- PROBLEM TO SOLVE:
Read the listing and extract each line that includes the word "Entry".

- INPUT:
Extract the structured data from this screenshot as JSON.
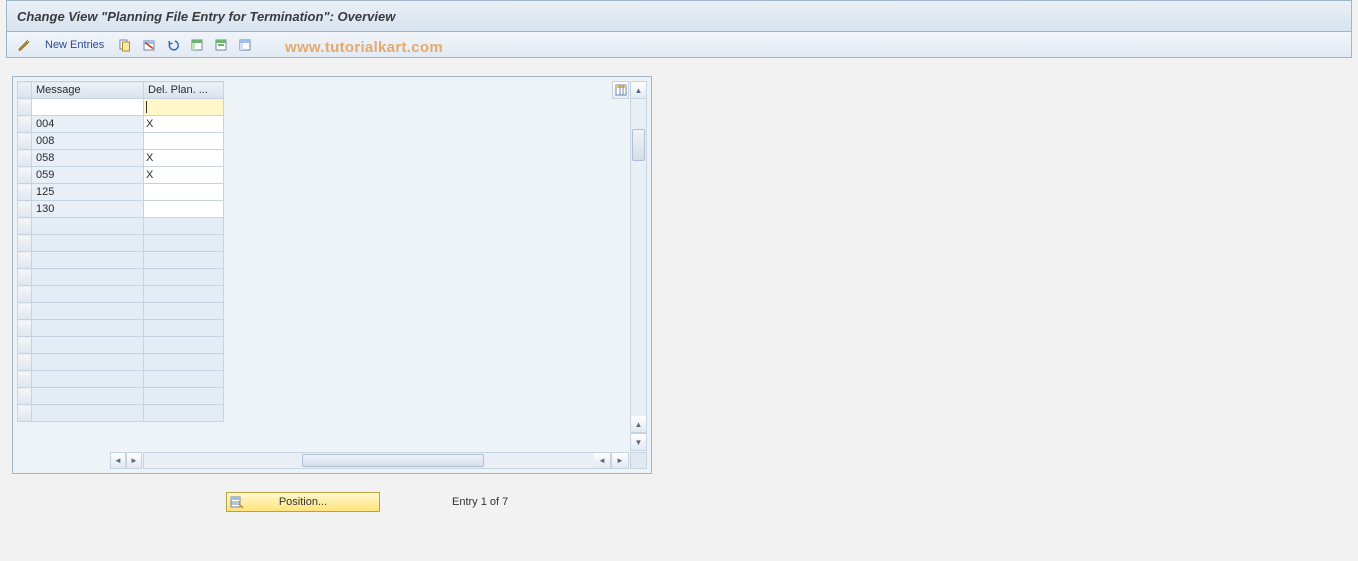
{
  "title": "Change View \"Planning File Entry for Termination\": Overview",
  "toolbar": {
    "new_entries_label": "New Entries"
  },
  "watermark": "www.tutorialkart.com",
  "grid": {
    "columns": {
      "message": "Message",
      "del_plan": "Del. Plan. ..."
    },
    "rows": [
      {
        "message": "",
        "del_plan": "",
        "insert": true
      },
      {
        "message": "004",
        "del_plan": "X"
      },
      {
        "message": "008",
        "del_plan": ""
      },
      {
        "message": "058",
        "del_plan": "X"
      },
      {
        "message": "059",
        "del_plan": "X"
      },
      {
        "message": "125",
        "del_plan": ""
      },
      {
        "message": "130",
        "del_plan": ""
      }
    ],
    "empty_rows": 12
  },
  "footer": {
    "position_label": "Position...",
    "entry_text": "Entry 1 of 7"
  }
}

- RESULT OF THE EXERCISE:
  "title": "Change View \"Planning File Entry for Termination\": Overview",
    "entry_text": "Entry 1 of 7"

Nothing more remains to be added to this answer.